RECORDED INFORMATION:

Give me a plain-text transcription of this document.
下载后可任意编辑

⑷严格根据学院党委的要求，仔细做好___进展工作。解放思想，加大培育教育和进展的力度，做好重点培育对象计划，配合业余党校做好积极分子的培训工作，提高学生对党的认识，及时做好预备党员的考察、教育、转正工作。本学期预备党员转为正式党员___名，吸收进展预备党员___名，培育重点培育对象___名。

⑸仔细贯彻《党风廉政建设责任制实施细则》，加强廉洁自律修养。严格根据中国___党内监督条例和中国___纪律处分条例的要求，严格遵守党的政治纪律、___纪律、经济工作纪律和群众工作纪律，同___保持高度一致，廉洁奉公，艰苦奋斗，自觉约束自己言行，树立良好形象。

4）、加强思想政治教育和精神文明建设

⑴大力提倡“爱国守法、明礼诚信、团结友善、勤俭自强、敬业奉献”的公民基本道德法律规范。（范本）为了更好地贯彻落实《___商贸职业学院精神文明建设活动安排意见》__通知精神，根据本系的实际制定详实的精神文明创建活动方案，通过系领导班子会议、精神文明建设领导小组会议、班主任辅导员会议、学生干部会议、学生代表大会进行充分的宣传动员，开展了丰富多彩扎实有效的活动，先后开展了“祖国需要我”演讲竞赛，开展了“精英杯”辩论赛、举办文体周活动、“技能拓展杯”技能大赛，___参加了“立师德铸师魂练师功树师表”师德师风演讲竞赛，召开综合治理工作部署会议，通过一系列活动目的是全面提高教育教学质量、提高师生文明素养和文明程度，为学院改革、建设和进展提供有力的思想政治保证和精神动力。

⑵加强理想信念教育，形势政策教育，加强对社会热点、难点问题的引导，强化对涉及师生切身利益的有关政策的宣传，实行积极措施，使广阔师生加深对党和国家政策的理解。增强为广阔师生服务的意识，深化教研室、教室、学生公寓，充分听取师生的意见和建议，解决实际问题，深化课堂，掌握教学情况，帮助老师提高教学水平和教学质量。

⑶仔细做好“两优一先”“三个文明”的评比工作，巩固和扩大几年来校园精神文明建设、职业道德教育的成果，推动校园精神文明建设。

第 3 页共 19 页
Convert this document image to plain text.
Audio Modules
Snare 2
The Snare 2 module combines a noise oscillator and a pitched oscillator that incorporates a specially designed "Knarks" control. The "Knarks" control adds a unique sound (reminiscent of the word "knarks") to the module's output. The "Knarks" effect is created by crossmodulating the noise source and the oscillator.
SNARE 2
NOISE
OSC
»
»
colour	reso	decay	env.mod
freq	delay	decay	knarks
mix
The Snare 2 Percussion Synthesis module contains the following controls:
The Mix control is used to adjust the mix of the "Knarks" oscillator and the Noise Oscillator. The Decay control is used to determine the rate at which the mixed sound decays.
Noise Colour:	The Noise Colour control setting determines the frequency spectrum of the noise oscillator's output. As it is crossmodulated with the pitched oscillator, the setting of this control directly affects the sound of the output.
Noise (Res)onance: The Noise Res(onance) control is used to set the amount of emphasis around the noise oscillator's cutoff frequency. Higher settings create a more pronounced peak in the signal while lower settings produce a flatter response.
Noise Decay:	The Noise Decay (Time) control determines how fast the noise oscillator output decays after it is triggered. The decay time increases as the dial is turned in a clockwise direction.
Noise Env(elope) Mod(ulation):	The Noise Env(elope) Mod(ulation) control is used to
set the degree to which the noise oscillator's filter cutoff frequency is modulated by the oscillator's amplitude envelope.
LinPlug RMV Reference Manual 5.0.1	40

WORK TO COMPLETE:
Report the number of lines that contain "used", with no other words.

CORRECT RESULT:
3